* **WHAT NEEDS TO BE DONE**:
Without the pictures, repeat the listing character for character.

* **DATA SUPPLIED**:

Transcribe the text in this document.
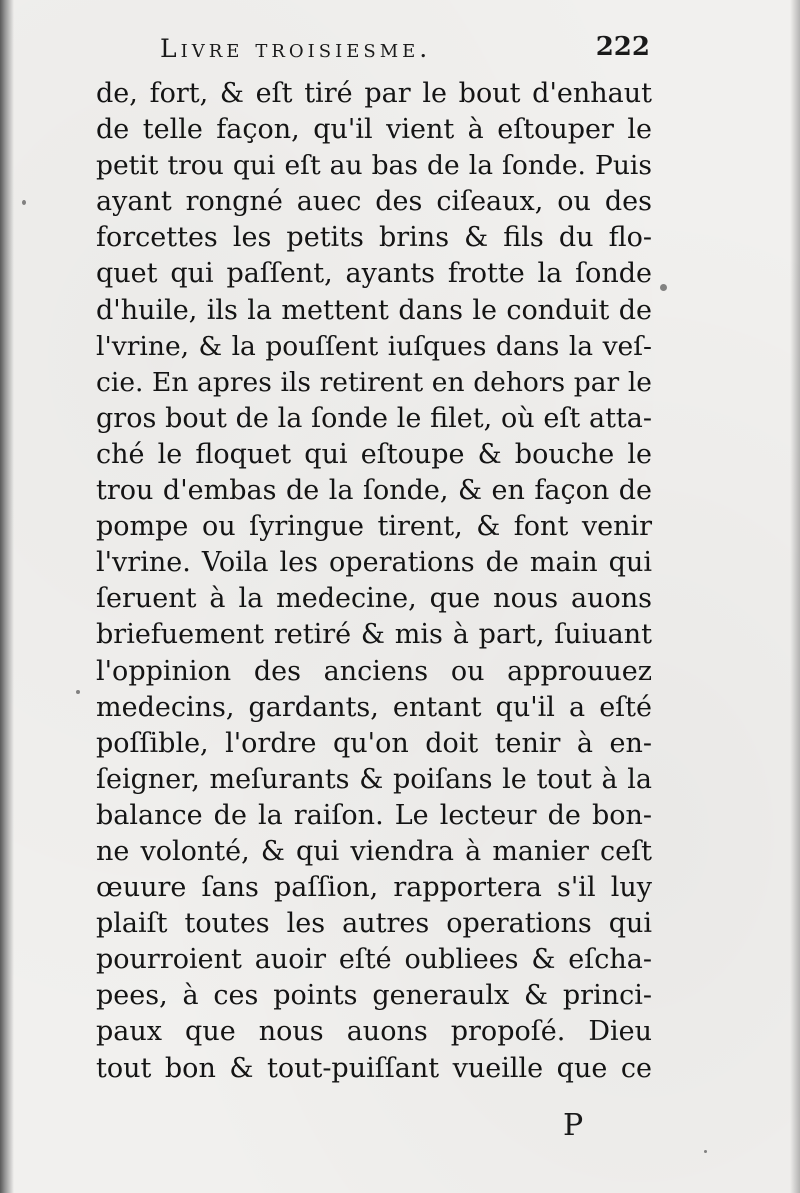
Livre troisiesme.	222
de, fort, & eſt tiré par le bout d'enhaut
de telle façon, qu'il vient à eſtouper le
petit trou qui eſt au bas de la ſonde. Puis
ayant rongné auec des ciſeaux, ou des
forcettes les petits brins & fils du flo-
quet qui paſſent, ayants frotte la ſonde
d'huile, ils la mettent dans le conduit de
l'vrine, & la pouſſent iuſques dans la veſ-
cie. En apres ils retirent en dehors par le
gros bout de la ſonde le filet, où eſt atta-
ché le floquet qui eſtoupe & bouche le
trou d'embas de la ſonde, & en façon de
pompe ou ſyringue tirent, & font venir
l'vrine. Voila les operations de main qui
ſeruent à la medecine, que nous auons
briefuement retiré & mis à part, ſuiuant
l'oppinion des anciens ou approuuez
medecins, gardants, entant qu'il a eſté
poſſible, l'ordre qu'on doit tenir à en-
ſeigner, meſurants & poiſans le tout à la
balance de la raiſon. Le lecteur de bon-
ne volonté, & qui viendra à manier ceſt
œuure ſans paſſion, rapportera s'il luy
plaiſt toutes les autres operations qui
pourroient auoir eſté oubliees & eſcha-
pees, à ces points generaulx & princi-
paux que nous auons propoſé. Dieu
tout bon & tout-puiſſant vueille que ce
P
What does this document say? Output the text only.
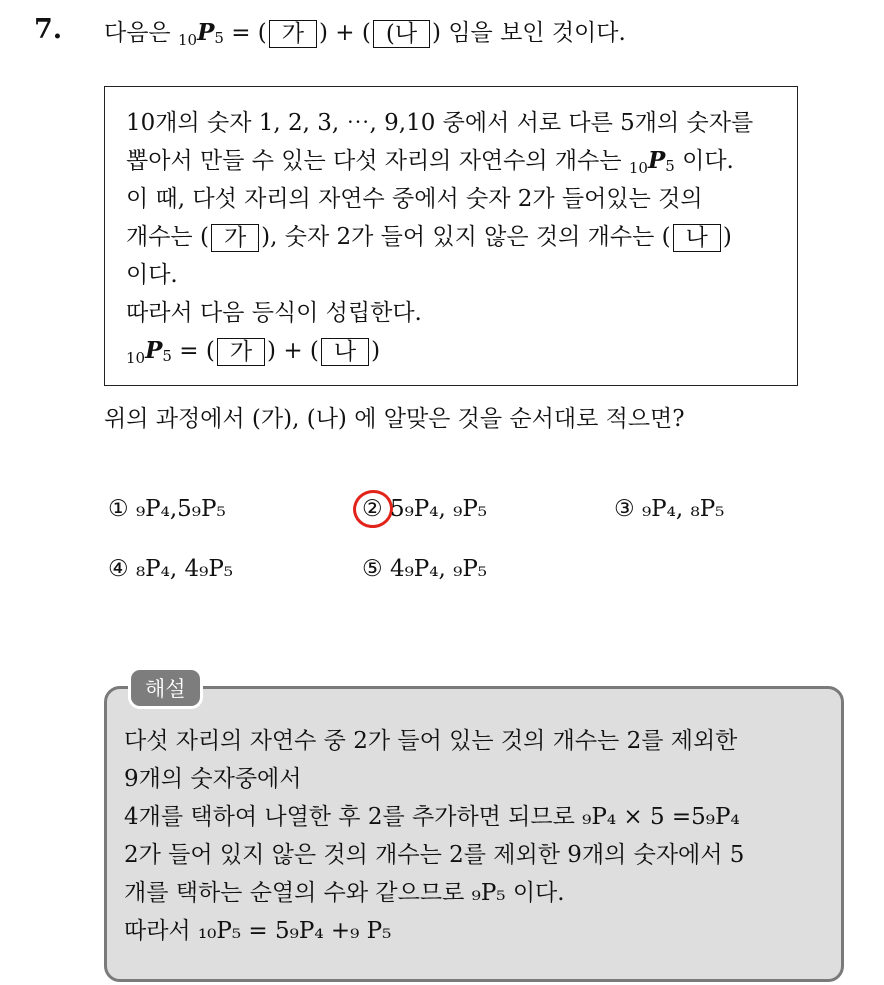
7. 다음은 $_{10}P_5$ = ( 가 ) + ( (나 ) 임을 보인 것이다.
10개의 숫자 1, 2, 3, ⋯, 9,10 중에서 서로 다른 5개의 숫자를
뽑아서 만들 수 있는 다섯 자리의 자연수의 개수는 $_{10}P_5$ 이다.
이 때, 다섯 자리의 자연수 중에서 숫자 2가 들어있는 것의
개수는 ( 가 ), 숫자 2가 들어 있지 않은 것의 개수는 ( 나 )
이다.
따라서 다음 등식이 성립한다.
$_{10}P_5$ = ( 가 ) + ( 나 )
위의 과정에서 (가), (나) 에 알맞은 것을 순서대로 적으면?
① ₉P₄,5₉P₅	② 5₉P₄, ₉P₅	③ ₉P₄, ₈P₅
④ ₈P₄, 4₉P₅	⑤ 4₉P₄, ₉P₅
해설
다섯 자리의 자연수 중 2가 들어 있는 것의 개수는 2를 제외한
9개의 숫자중에서
4개를 택하여 나열한 후 2를 추가하면 되므로 ₉P₄ × 5 =5₉P₄
2가 들어 있지 않은 것의 개수는 2를 제외한 9개의 숫자에서 5
개를 택하는 순열의 수와 같으므로 ₉P₅ 이다.
따라서 ₁₀P₅ = 5₉P₄ +₉ P₅
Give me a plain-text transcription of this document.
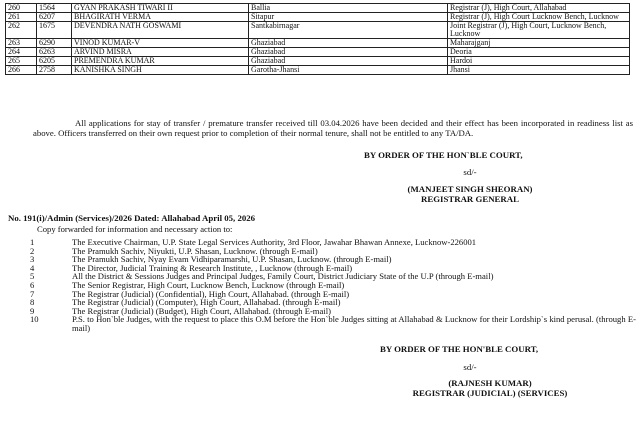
260	1564	GYAN PRAKASH TIWARI II	Ballia	Registrar (J), High Court, Allahabad
261	6207	BHAGIRATH VERMA	Sitapur	Registrar (J), High Court Lucknow Bench, Lucknow
262	1675	DEVENDRA NATH GOSWAMI	Santkabirnagar	Joint Registrar (J), High Court, Lucknow Bench, Lucknow
263	6290	VINOD KUMAR-V	Ghaziabad	Maharajganj
264	6263	ARVIND MISRA	Ghaziabad	Deoria
265	6205	PREMENDRA KUMAR	Ghaziabad	Hardoi
266	2758	KANISHKA SINGH	Garotha-Jhansi	Jhansi
All applications for stay of transfer / premature transfer received till 03.04.2026 have been decided and their effect has been incorporated in readiness list as above. Officers transferred on their own request prior to completion of their normal tenure, shall not be entitled to any TA/DA.
BY ORDER OF THE HON`BLE COURT,
sd/-
(MANJEET SINGH SHEORAN)
REGISTRAR GENERAL
No. 191(i)/Admin (Services)/2026 Dated: Allahabad April 05, 2026
Copy forwarded for information and necessary action to:
1	The Executive Chairman, U.P. State Legal Services Authority, 3rd Floor, Jawahar Bhawan Annexe, Lucknow-226001
2	The Pramukh Sachiv, Niyukti, U.P. Shasan, Lucknow. (through E-mail)
3	The Pramukh Sachiv, Nyay Evam Vidhiparamarshi, U.P. Shasan, Lucknow. (through E-mail)
4	The Director, Judicial Training & Research Institute, , Lucknow (through E-mail)
5	All the District & Sessions Judges and Principal Judges, Family Court, District Judiciary State of the U.P (through E-mail)
6	The Senior Registrar, High Court, Lucknow Bench, Lucknow (through E-mail)
7	The Registrar (Judicial) (Confidential), High Court, Allahabad. (through E-mail)
8	The Registrar (Judicial) (Computer), High Court, Allahabad. (through E-mail)
9	The Registrar (Judicial) (Budget), High Court, Allahabad. (through E-mail)
10	P.S. to Hon`ble Judges, with the request to place this O.M before the Hon`ble Judges sitting at Allahabad & Lucknow for their Lordship`s kind perusal. (through E-mail)
BY ORDER OF THE HON'BLE COURT,
sd/-
(RAJNESH KUMAR)
REGISTRAR (JUDICIAL) (SERVICES)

* **RESULT OF THE EXERCISE**:
Transcribe the text in this document.
Livre troisiesme.	222
de, fort, & eſt tiré par le bout d'enhaut
de telle façon, qu'il vient à eſtouper le
petit trou qui eſt au bas de la ſonde. Puis
ayant rongné auec des ciſeaux, ou des
forcettes les petits brins & fils du flo-
quet qui paſſent, ayants frotte la ſonde
d'huile, ils la mettent dans le conduit de
l'vrine, & la pouſſent iuſques dans la veſ-
cie. En apres ils retirent en dehors par le
gros bout de la ſonde le filet, où eſt atta-
ché le floquet qui eſtoupe & bouche le
trou d'embas de la ſonde, & en façon de
pompe ou ſyringue tirent, & font venir
l'vrine. Voila les operations de main qui
ſeruent à la medecine, que nous auons
briefuement retiré & mis à part, ſuiuant
l'oppinion des anciens ou approuuez
medecins, gardants, entant qu'il a eſté
poſſible, l'ordre qu'on doit tenir à en-
ſeigner, meſurants & poiſans le tout à la
balance de la raiſon. Le lecteur de bon-
ne volonté, & qui viendra à manier ceſt
œuure ſans paſſion, rapportera s'il luy
plaiſt toutes les autres operations qui
pourroient auoir eſté oubliees & eſcha-
pees, à ces points generaulx & princi-
paux que nous auons propoſé. Dieu
tout bon & tout-puiſſant vueille que ce
P
What does this document say? Output the text only.
7. 다음은 $_{10}P_5$ = ( 가 ) + ( (나 ) 임을 보인 것이다.
10개의 숫자 1, 2, 3, ⋯, 9,10 중에서 서로 다른 5개의 숫자를
뽑아서 만들 수 있는 다섯 자리의 자연수의 개수는 $_{10}P_5$ 이다.
이 때, 다섯 자리의 자연수 중에서 숫자 2가 들어있는 것의
개수는 ( 가 ), 숫자 2가 들어 있지 않은 것의 개수는 ( 나 )
이다.
따라서 다음 등식이 성립한다.
$_{10}P_5$ = ( 가 ) + ( 나 )
위의 과정에서 (가), (나) 에 알맞은 것을 순서대로 적으면?
① ₉P₄,5₉P₅	② 5₉P₄, ₉P₅	③ ₉P₄, ₈P₅
④ ₈P₄, 4₉P₅	⑤ 4₉P₄, ₉P₅
해설
다섯 자리의 자연수 중 2가 들어 있는 것의 개수는 2를 제외한
9개의 숫자중에서
4개를 택하여 나열한 후 2를 추가하면 되므로 ₉P₄ × 5 =5₉P₄
2가 들어 있지 않은 것의 개수는 2를 제외한 9개의 숫자에서 5
개를 택하는 순열의 수와 같으므로 ₉P₅ 이다.
따라서 ₁₀P₅ = 5₉P₄ +₉ P₅
Give me a plain-text transcription of this document.
260	1564	GYAN PRAKASH TIWARI II	Ballia	Registrar (J), High Court, Allahabad
261	6207	BHAGIRATH VERMA	Sitapur	Registrar (J), High Court Lucknow Bench, Lucknow
262	1675	DEVENDRA NATH GOSWAMI	Santkabirnagar	Joint Registrar (J), High Court, Lucknow Bench, Lucknow
263	6290	VINOD KUMAR-V	Ghaziabad	Maharajganj
264	6263	ARVIND MISRA	Ghaziabad	Deoria
265	6205	PREMENDRA KUMAR	Ghaziabad	Hardoi
266	2758	KANISHKA SINGH	Garotha-Jhansi	Jhansi
All applications for stay of transfer / premature transfer received till 03.04.2026 have been decided and their effect has been incorporated in readiness list as above. Officers transferred on their own request prior to completion of their normal tenure, shall not be entitled to any TA/DA.
BY ORDER OF THE HON`BLE COURT,
sd/-
(MANJEET SINGH SHEORAN)
REGISTRAR GENERAL
No. 191(i)/Admin (Services)/2026 Dated: Allahabad April 05, 2026
Copy forwarded for information and necessary action to:
1	The Executive Chairman, U.P. State Legal Services Authority, 3rd Floor, Jawahar Bhawan Annexe, Lucknow-226001
2	The Pramukh Sachiv, Niyukti, U.P. Shasan, Lucknow. (through E-mail)
3	The Pramukh Sachiv, Nyay Evam Vidhiparamarshi, U.P. Shasan, Lucknow. (through E-mail)
4	The Director, Judicial Training & Research Institute, , Lucknow (through E-mail)
5	All the District & Sessions Judges and Principal Judges, Family Court, District Judiciary State of the U.P (through E-mail)
6	The Senior Registrar, High Court, Lucknow Bench, Lucknow (through E-mail)
7	The Registrar (Judicial) (Confidential), High Court, Allahabad. (through E-mail)
8	The Registrar (Judicial) (Computer), High Court, Allahabad. (through E-mail)
9	The Registrar (Judicial) (Budget), High Court, Allahabad. (through E-mail)
10	P.S. to Hon`ble Judges, with the request to place this O.M before the Hon`ble Judges sitting at Allahabad & Lucknow for their Lordship`s kind perusal. (through E-mail)
BY ORDER OF THE HON'BLE COURT,
sd/-
(RAJNESH KUMAR)
REGISTRAR (JUDICIAL) (SERVICES)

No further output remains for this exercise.